### TASK LIST
[1] Echo the passage of the online classes article from "Most people, especially" up to and including "and your situation.", with no changes.
[2] In the records, duplicate the lines from the line with "legend: Exact obs" up to and including the line with "series-predicted-obs: 012 [134, 58, 1333, 715]", character for character, and give nothing else.

### TEXT PASSAGE
==================================================

Is Taking Classes Online Right for You?

by Sarah Winfrey on 3 November 2011 3 comments

Whether you’re looking to start a degree, finish one, continue your education, get some new certifications, or just expand your horizons, there’s probably an online study program out there that would give you what you want.

While many students find these programs a boon to their education, the truth is that there are both benefits and drawbacks to studying online. As someone with experience teaching college courses online, I know that they work well for some students and situations and don’t work well at all for others. If you’re considering taking the next steps in your education online, think about these factors before you jump in. (See also: How to Succeed as an Online Student)

The Benefits of Online Classes

Though some of the benefits of taking online classes are obvious, others may not be as clear. Keep in mind that all of these will not pertain to every situation, but they should help you see how studying over the web could benefit you.

Take Classes You Wouldn’t Otherwise Have Access To

Are your interests obscure, or would you like to get a degree in something that’s only offered in a few places around the world? If you choose an online study option, you won’t have to relocate to get the knowledge and certifications that you want. Since moving around isn’t an option for some people and isn’t desirable for others, online classes can mean the difference between getting a university education and not having that opportunity.

Get the Education You’ve Always Wanted

Whether you started a degree but couldn’t finish it or you never got going, online classes offer you the chance to get your degree right where you are. Since all you’ll need is a reliable computer and an Internet connection, you won’t have to move around or spend too much money to get up and running. In addition, there are all sorts of online study options out there. Some programs, for instance, specialize in helping people finish degrees already started. Others work with those who have not started and try to get them through as quickly as possible.

Work on Your Schedule

One of the best things about studying online is that you don’t have to change your schedule to accommodate a class schedule. Instead, you can work whenever it’s convenient for you. This makes online classes a great option for people with inflexible work schedules, or for those who care for small children and don’t have a good childcare option. In addition, if you know your best thinking hours are at night, you can make sure those are the hours when you do your classwork.

Work at Your Own Pace

Similarly, most online classes allow you to work at your own pace, at least within some broad parameters. Usually, you’ll have to complete your classwork within a semester or a year, but when you turn assignments in and take your tests and quizzes is entirely up to you. Sometimes you’ll have more of a schedule than that, but for the most part you’ll get to choose your own deadlines and due dates. This means you don’t have to worry if something comes up and you can’t get that paper written. It also means you can complete a whole course in a couple of weeks if you’re especially focused.

The Drawbacks of Online Classes

Most people, especially when excited about a new online course of study, don't realize some of the drawbacks until they're signed up and in the middle of a course. While these shouldn't deter everyone from taking online classes, thinking them through should help you decide if this method of study is right for you and your situation.

Course Quality Varies Drastically

While most online courses hit at least a minimum standard (because they’re offered by accredited institutions), the quality of an individual course often depends largely on the professor. If you have a prof who enjoys teaching the subject matter and who is comfortable and experienced working online, you can have a great experience. If, on the other hand, you get someone who is just doing it for the money or because teaching online is supposed to be easier than teaching in the classroom, you could be in for a struggle.

==================================================

### DATA SHOWN

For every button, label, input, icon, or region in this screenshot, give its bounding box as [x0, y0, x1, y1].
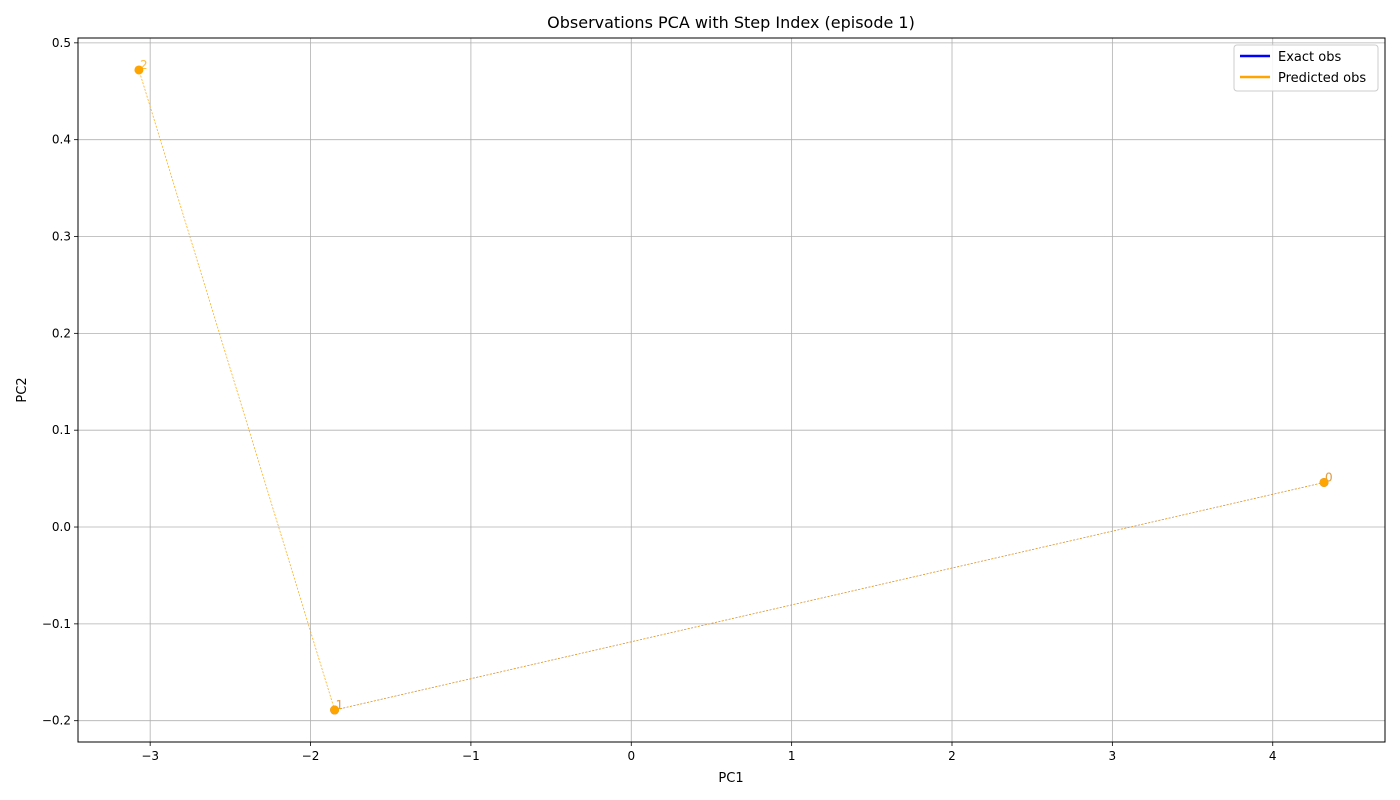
legend: Exact obs Predicted obs [1233, 44, 1379, 92]
step-index-label: 2 [140, 58, 148, 72]
data-point [134, 65, 144, 75]
x-tick-label: −2 [302, 749, 320, 763]
x-tick-label: 3 [1109, 749, 1117, 763]
series-predicted-obs: 012 [134, 58, 1333, 715]
x-tick-label: 0 [627, 749, 635, 763]
plot-area-frame [77, 37, 1386, 743]
x-axis-label: PC1 [718, 771, 743, 786]
step-index-label: 0 [1325, 470, 1333, 484]
series-exact-obs: 01 [330, 470, 1333, 715]
legend-label-predicted-obs: Predicted obs [1278, 71, 1366, 86]
axis-ticks: −3 −2 −1 0 1 2 3 4 −0.2 −0.1 0.0 0.1 0.2 0.3 0.4 0.5 [42, 36, 1277, 763]
y-tick-label: 0.4 [52, 133, 71, 147]
y-axis-label: PC2 [15, 377, 30, 402]
step-index-label: 0 [1325, 470, 1333, 484]
x-tick-label: −1 [462, 749, 480, 763]
y-tick-label: 0.5 [52, 36, 71, 50]
trajectory-segment [138, 69, 335, 711]
y-tick-label: 0.2 [52, 326, 71, 340]
y-tick-label: 0.1 [52, 423, 71, 437]
x-tick-label: 1 [788, 749, 796, 763]
trajectory-segment [334, 482, 1325, 711]
data-point [330, 705, 340, 715]
step-index-label: 1 [336, 698, 344, 712]
x-tick-label: 4 [1269, 749, 1277, 763]
y-tick-label: 0.0 [52, 520, 71, 534]
data-point [1319, 477, 1329, 487]
grid-lines [78, 38, 1385, 742]
y-tick-label: 0.3 [52, 230, 71, 244]
y-tick-label: −0.1 [42, 617, 71, 631]
chart-title: Observations PCA with Step Index (episod… [547, 13, 915, 32]
legend-label-exact-obs: Exact obs [1278, 50, 1341, 65]
x-tick-label: 2 [948, 749, 956, 763]
step-index-label: 1 [336, 698, 344, 712]
x-tick-label: −3 [141, 749, 159, 763]
y-tick-label: −0.2 [42, 714, 71, 728]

==================================================

### PER-TASK ANSWERS
[1]
Most people, especially when excited about a new online course of study, don't realize some of the drawbacks until they're signed up and in the middle of a course. While these shouldn't deter everyone from taking online classes, thinking them through should help you decide if this method of study is right for you and your situation.

[2]
legend: Exact obs Predicted obs [1233, 44, 1379, 92]
step-index-label: 2 [140, 58, 148, 72]
data-point [134, 65, 144, 75]
x-tick-label: −2 [302, 749, 320, 763]
x-tick-label: 3 [1109, 749, 1117, 763]
series-predicted-obs: 012 [134, 58, 1333, 715]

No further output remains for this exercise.